__Figure record listings__
========================

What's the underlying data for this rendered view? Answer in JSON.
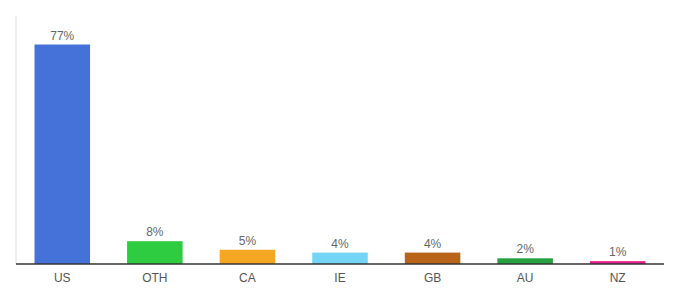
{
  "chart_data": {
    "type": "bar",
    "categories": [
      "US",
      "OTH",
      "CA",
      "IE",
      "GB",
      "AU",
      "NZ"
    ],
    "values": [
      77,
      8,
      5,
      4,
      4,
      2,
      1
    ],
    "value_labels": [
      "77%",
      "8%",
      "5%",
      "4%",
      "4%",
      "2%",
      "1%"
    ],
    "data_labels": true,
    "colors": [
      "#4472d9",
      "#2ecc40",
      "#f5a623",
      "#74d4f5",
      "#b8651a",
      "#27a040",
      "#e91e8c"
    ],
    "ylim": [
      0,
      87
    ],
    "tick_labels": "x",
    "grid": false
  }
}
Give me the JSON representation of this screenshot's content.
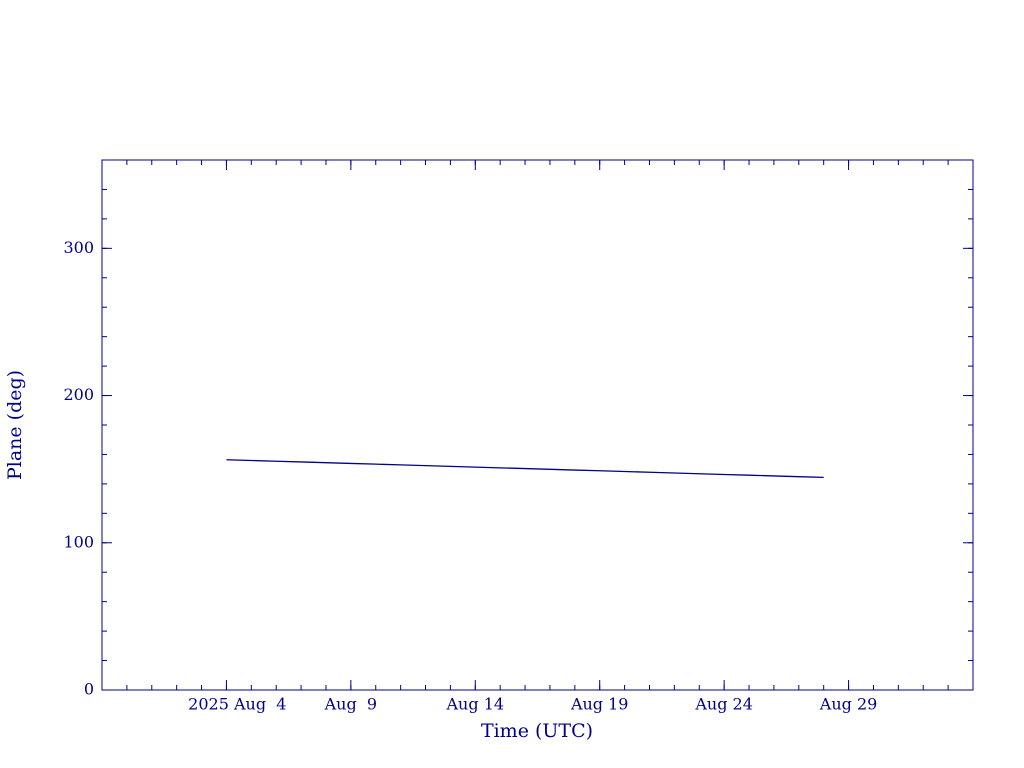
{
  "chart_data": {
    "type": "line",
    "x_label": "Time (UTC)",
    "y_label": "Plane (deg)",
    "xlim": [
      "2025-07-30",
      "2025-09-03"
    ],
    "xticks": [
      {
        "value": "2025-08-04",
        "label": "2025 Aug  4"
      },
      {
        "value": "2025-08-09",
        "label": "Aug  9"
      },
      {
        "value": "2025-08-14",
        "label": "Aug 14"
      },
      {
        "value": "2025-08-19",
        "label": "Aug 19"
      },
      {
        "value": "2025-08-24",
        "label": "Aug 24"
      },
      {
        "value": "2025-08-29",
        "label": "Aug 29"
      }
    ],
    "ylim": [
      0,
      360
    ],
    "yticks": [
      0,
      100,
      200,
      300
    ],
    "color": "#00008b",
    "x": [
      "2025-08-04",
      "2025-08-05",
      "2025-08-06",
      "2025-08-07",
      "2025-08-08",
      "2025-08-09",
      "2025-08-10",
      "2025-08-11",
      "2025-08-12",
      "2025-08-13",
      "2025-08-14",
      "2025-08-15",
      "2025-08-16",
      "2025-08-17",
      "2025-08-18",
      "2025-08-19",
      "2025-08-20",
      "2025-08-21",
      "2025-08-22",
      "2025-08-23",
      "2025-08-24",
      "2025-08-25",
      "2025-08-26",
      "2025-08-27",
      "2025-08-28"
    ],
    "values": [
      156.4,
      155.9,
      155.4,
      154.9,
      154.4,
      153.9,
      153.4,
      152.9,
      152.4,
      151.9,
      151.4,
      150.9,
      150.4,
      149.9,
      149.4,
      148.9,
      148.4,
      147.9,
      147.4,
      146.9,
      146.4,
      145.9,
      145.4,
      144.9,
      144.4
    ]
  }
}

========================

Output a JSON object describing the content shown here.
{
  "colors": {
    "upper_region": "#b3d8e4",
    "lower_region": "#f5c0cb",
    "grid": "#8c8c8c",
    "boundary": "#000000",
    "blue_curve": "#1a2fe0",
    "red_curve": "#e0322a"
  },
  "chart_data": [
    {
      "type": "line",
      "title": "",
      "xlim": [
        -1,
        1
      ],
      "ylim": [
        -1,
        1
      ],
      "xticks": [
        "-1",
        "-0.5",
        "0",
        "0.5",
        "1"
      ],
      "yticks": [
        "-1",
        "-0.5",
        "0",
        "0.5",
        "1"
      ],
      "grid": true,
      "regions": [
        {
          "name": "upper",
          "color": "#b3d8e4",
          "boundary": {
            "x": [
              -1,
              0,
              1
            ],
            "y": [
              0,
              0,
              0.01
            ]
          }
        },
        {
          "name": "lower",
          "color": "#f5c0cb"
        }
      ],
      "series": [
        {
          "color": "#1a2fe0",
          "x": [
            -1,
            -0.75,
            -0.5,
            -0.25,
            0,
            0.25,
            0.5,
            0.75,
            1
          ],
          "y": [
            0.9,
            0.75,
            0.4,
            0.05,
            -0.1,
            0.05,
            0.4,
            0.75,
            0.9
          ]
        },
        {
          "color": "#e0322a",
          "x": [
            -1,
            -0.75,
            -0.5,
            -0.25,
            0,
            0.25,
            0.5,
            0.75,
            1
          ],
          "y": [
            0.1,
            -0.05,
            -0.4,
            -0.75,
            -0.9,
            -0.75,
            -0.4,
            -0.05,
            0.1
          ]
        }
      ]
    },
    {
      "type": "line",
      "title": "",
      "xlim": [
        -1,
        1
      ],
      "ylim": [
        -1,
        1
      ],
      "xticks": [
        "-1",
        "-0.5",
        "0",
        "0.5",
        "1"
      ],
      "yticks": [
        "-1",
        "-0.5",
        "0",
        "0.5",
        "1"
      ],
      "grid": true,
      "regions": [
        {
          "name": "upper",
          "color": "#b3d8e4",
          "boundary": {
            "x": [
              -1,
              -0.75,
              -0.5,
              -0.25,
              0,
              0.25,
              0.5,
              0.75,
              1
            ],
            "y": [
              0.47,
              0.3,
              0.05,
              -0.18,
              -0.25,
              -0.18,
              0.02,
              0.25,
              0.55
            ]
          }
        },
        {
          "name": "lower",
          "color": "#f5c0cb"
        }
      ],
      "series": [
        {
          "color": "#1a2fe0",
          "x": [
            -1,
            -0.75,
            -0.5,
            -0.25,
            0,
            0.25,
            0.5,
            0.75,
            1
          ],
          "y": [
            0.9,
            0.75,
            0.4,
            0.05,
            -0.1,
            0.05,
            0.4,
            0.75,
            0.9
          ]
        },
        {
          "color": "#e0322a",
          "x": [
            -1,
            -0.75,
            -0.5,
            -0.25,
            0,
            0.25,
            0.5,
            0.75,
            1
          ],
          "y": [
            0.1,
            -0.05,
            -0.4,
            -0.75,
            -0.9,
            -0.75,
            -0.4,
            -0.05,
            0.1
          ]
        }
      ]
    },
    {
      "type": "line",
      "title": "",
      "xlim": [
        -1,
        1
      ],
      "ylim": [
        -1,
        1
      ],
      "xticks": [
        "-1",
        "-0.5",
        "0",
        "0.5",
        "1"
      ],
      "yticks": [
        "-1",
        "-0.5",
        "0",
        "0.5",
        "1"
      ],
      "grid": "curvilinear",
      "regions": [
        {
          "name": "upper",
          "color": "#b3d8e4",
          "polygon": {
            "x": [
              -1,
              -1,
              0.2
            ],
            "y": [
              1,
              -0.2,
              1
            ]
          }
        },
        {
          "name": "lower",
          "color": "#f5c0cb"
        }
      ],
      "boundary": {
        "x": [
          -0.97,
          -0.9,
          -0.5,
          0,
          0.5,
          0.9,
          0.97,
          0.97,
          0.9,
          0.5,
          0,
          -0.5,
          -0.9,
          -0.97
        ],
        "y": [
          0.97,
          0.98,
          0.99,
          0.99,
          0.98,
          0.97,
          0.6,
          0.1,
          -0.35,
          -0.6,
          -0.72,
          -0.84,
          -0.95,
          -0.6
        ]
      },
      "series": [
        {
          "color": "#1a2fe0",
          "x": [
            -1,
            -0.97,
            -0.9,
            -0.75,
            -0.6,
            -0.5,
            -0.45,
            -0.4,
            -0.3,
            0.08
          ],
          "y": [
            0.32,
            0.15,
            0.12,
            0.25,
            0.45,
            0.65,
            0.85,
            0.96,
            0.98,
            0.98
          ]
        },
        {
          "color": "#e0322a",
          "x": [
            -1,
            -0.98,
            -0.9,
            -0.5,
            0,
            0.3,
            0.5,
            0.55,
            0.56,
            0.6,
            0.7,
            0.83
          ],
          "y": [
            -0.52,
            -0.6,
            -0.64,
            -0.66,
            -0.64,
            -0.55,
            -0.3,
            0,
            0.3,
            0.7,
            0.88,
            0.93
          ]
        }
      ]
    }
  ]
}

========================

Pick out every line above that contains the word "content" and copy it.

__FINAL ANSWER__
Give me the JSON representation of this screenshot's content.
Output a JSON object describing the content shown here.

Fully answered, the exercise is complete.